(Records from a dataset)
■ ■ ■ ■ ■

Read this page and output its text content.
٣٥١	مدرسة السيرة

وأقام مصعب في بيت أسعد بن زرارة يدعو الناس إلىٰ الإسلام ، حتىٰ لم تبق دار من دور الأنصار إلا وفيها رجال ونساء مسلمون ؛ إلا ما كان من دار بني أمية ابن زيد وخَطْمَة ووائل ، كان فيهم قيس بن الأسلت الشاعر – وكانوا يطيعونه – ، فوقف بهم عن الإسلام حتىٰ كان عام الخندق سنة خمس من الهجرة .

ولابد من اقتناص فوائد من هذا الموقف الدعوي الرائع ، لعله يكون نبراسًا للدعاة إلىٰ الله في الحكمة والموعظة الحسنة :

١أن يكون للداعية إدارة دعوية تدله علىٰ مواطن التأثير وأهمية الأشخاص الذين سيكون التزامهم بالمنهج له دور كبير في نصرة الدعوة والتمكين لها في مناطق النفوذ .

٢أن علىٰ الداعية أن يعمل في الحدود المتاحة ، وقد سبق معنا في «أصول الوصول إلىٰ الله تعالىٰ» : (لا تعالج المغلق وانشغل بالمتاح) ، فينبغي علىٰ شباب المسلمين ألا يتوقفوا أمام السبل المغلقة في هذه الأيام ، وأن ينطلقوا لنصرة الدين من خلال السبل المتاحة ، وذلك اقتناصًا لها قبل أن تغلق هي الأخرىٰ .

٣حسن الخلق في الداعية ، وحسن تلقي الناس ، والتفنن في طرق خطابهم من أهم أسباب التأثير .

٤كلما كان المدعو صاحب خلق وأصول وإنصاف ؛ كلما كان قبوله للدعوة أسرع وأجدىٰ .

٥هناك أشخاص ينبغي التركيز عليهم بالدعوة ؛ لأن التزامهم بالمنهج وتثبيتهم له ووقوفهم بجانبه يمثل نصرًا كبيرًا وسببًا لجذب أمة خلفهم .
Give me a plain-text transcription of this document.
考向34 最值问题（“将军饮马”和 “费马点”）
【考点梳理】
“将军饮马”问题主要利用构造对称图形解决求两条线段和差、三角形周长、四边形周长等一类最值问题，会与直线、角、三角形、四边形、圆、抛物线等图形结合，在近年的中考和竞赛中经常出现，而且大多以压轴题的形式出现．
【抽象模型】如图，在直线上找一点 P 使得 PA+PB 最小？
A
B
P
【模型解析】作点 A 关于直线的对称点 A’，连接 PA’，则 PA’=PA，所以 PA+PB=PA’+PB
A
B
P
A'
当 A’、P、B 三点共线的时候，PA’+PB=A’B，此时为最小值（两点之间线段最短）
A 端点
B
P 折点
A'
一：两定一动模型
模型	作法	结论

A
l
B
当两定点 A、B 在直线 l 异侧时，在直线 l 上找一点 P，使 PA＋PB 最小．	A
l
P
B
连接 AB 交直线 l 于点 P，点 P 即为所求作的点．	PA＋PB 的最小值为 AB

■ ■ ■ ■ ■

Problem requirements
Give back all the data exactly as written.

Task solution
Read this page and output its text content.
٣٥١	مدرسة السيرة

وأقام مصعب في بيت أسعد بن زرارة يدعو الناس إلىٰ الإسلام ، حتىٰ لم تبق دار من دور الأنصار إلا وفيها رجال ونساء مسلمون ؛ إلا ما كان من دار بني أمية ابن زيد وخَطْمَة ووائل ، كان فيهم قيس بن الأسلت الشاعر – وكانوا يطيعونه – ، فوقف بهم عن الإسلام حتىٰ كان عام الخندق سنة خمس من الهجرة .

ولابد من اقتناص فوائد من هذا الموقف الدعوي الرائع ، لعله يكون نبراسًا للدعاة إلىٰ الله في الحكمة والموعظة الحسنة :

١أن يكون للداعية إدارة دعوية تدله علىٰ مواطن التأثير وأهمية الأشخاص الذين سيكون التزامهم بالمنهج له دور كبير في نصرة الدعوة والتمكين لها في مناطق النفوذ .

٢أن علىٰ الداعية أن يعمل في الحدود المتاحة ، وقد سبق معنا في «أصول الوصول إلىٰ الله تعالىٰ» : (لا تعالج المغلق وانشغل بالمتاح) ، فينبغي علىٰ شباب المسلمين ألا يتوقفوا أمام السبل المغلقة في هذه الأيام ، وأن ينطلقوا لنصرة الدين من خلال السبل المتاحة ، وذلك اقتناصًا لها قبل أن تغلق هي الأخرىٰ .

٣حسن الخلق في الداعية ، وحسن تلقي الناس ، والتفنن في طرق خطابهم من أهم أسباب التأثير .

٤كلما كان المدعو صاحب خلق وأصول وإنصاف ؛ كلما كان قبوله للدعوة أسرع وأجدىٰ .

٥هناك أشخاص ينبغي التركيز عليهم بالدعوة ؛ لأن التزامهم بالمنهج وتثبيتهم له ووقوفهم بجانبه يمثل نصرًا كبيرًا وسببًا لجذب أمة خلفهم .
Give me a plain-text transcription of this document.
考向34 最值问题（“将军饮马”和 “费马点”）
【考点梳理】
“将军饮马”问题主要利用构造对称图形解决求两条线段和差、三角形周长、四边形周长等一类最值问题，会与直线、角、三角形、四边形、圆、抛物线等图形结合，在近年的中考和竞赛中经常出现，而且大多以压轴题的形式出现．
【抽象模型】如图，在直线上找一点 P 使得 PA+PB 最小？
A
B
P
【模型解析】作点 A 关于直线的对称点 A’，连接 PA’，则 PA’=PA，所以 PA+PB=PA’+PB
A
B
P
A'
当 A’、P、B 三点共线的时候，PA’+PB=A’B，此时为最小值（两点之间线段最短）
A 端点
B
P 折点
A'
一：两定一动模型
模型	作法	结论

A
l
B
当两定点 A、B 在直线 l 异侧时，在直线 l 上找一点 P，使 PA＋PB 最小．	A
l
P
B
连接 AB 交直线 l 于点 P，点 P 即为所求作的点．	PA＋PB 的最小值为 AB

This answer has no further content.